An exact copy of the records is required, minus the pictures they hold.

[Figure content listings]
-=-=-=-=-
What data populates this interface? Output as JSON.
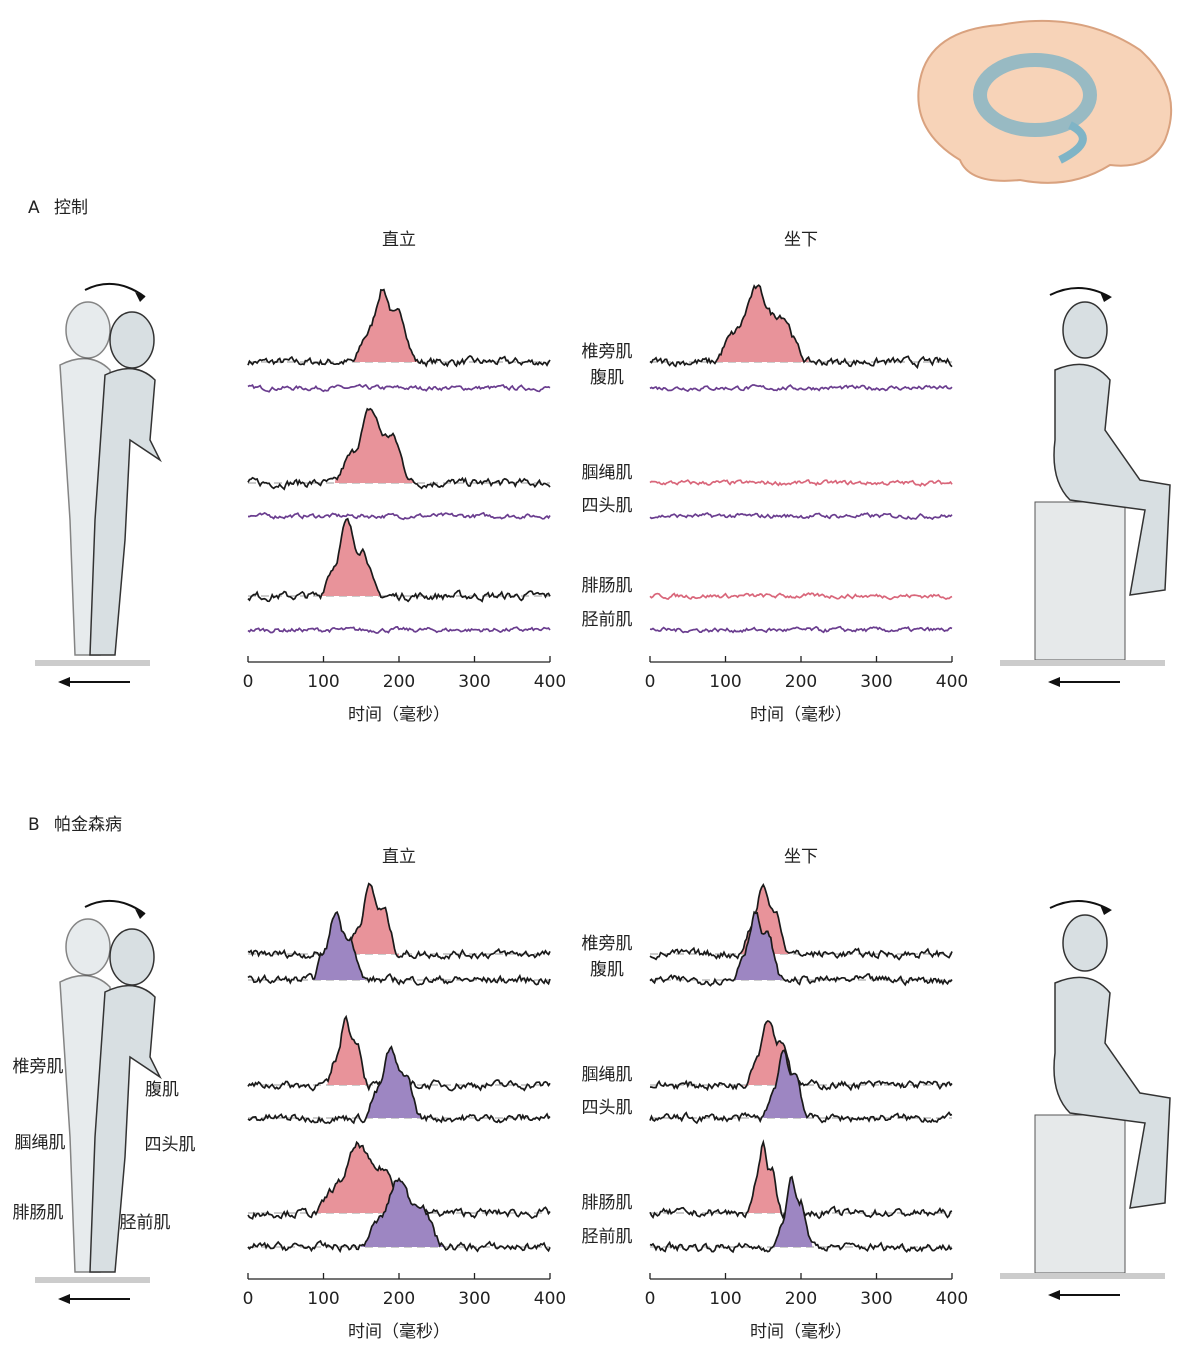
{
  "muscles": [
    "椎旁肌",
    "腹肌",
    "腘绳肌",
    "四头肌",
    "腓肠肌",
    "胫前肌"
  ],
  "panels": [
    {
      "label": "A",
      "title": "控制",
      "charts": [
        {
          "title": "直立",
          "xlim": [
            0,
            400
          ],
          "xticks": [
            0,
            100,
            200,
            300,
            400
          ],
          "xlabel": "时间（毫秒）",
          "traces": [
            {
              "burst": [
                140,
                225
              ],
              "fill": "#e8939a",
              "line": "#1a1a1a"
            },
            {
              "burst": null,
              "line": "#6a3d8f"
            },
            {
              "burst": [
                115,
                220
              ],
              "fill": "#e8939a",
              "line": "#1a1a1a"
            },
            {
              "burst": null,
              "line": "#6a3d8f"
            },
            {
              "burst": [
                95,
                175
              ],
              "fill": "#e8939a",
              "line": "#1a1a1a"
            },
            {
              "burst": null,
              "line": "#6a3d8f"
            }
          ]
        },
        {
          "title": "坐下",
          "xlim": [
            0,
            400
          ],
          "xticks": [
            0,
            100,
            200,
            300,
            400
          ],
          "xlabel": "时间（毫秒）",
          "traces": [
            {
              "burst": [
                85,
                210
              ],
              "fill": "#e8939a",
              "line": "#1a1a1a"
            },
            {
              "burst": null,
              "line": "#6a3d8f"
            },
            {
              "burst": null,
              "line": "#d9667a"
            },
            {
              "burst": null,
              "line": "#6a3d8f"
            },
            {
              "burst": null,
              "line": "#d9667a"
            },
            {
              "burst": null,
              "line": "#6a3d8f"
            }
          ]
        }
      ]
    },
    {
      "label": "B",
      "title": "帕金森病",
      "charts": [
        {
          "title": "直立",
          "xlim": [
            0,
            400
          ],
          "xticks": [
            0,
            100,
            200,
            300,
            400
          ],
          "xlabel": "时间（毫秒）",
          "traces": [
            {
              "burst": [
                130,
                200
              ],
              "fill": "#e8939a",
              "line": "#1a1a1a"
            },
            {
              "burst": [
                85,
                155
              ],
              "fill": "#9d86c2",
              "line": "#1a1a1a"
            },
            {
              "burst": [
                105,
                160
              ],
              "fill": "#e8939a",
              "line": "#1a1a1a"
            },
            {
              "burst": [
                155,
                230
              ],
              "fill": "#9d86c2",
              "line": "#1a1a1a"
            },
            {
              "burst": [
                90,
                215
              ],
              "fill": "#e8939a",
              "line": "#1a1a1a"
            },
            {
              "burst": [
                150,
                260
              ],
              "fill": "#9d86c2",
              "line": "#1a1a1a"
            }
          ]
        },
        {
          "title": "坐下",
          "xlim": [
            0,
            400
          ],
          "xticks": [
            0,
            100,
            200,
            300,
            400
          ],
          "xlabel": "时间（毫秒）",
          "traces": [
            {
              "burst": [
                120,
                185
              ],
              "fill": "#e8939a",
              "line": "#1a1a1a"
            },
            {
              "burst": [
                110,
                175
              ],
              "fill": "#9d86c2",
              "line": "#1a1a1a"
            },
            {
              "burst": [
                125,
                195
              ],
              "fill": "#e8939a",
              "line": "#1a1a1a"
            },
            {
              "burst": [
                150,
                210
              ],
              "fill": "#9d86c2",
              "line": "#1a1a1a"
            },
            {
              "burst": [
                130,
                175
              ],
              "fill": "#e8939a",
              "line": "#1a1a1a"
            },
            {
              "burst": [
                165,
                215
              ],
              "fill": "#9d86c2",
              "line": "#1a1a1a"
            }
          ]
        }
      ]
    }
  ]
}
-=-=-=-=-
* Finished task *
What data populates this interface? Output as JSON.
{
  "muscles": [
    "椎旁肌",
    "腹肌",
    "腘绳肌",
    "四头肌",
    "腓肠肌",
    "胫前肌"
  ],
  "panels": [
    {
      "label": "A",
      "title": "控制",
      "charts": [
        {
          "title": "直立",
          "xlim": [
            0,
            400
          ],
          "xticks": [
            0,
            100,
            200,
            300,
            400
          ],
          "xlabel": "时间（毫秒）",
          "traces": [
            {
              "burst": [
                140,
                225
              ],
              "fill": "#e8939a",
              "line": "#1a1a1a"
            },
            {
              "burst": null,
              "line": "#6a3d8f"
            },
            {
              "burst": [
                115,
                220
              ],
              "fill": "#e8939a",
              "line": "#1a1a1a"
            },
            {
              "burst": null,
              "line": "#6a3d8f"
            },
            {
              "burst": [
                95,
                175
              ],
              "fill": "#e8939a",
              "line": "#1a1a1a"
            },
            {
              "burst": null,
              "line": "#6a3d8f"
            }
          ]
        },
        {
          "title": "坐下",
          "xlim": [
            0,
            400
          ],
          "xticks": [
            0,
            100,
            200,
            300,
            400
          ],
          "xlabel": "时间（毫秒）",
          "traces": [
            {
              "burst": [
                85,
                210
              ],
              "fill": "#e8939a",
              "line": "#1a1a1a"
            },
            {
              "burst": null,
              "line": "#6a3d8f"
            },
            {
              "burst": null,
              "line": "#d9667a"
            },
            {
              "burst": null,
              "line": "#6a3d8f"
            },
            {
              "burst": null,
              "line": "#d9667a"
            },
            {
              "burst": null,
              "line": "#6a3d8f"
            }
          ]
        }
      ]
    },
    {
      "label": "B",
      "title": "帕金森病",
      "charts": [
        {
          "title": "直立",
          "xlim": [
            0,
            400
          ],
          "xticks": [
            0,
            100,
            200,
            300,
            400
          ],
          "xlabel": "时间（毫秒）",
          "traces": [
            {
              "burst": [
                130,
                200
              ],
              "fill": "#e8939a",
              "line": "#1a1a1a"
            },
            {
              "burst": [
                85,
                155
              ],
              "fill": "#9d86c2",
              "line": "#1a1a1a"
            },
            {
              "burst": [
                105,
                160
              ],
              "fill": "#e8939a",
              "line": "#1a1a1a"
            },
            {
              "burst": [
                155,
                230
              ],
              "fill": "#9d86c2",
              "line": "#1a1a1a"
            },
            {
              "burst": [
                90,
                215
              ],
              "fill": "#e8939a",
              "line": "#1a1a1a"
            },
            {
              "burst": [
                150,
                260
              ],
              "fill": "#9d86c2",
              "line": "#1a1a1a"
            }
          ]
        },
        {
          "title": "坐下",
          "xlim": [
            0,
            400
          ],
          "xticks": [
            0,
            100,
            200,
            300,
            400
          ],
          "xlabel": "时间（毫秒）",
          "traces": [
            {
              "burst": [
                120,
                185
              ],
              "fill": "#e8939a",
              "line": "#1a1a1a"
            },
            {
              "burst": [
                110,
                175
              ],
              "fill": "#9d86c2",
              "line": "#1a1a1a"
            },
            {
              "burst": [
                125,
                195
              ],
              "fill": "#e8939a",
              "line": "#1a1a1a"
            },
            {
              "burst": [
                150,
                210
              ],
              "fill": "#9d86c2",
              "line": "#1a1a1a"
            },
            {
              "burst": [
                130,
                175
              ],
              "fill": "#e8939a",
              "line": "#1a1a1a"
            },
            {
              "burst": [
                165,
                215
              ],
              "fill": "#9d86c2",
              "line": "#1a1a1a"
            }
          ]
        }
      ]
    }
  ]
}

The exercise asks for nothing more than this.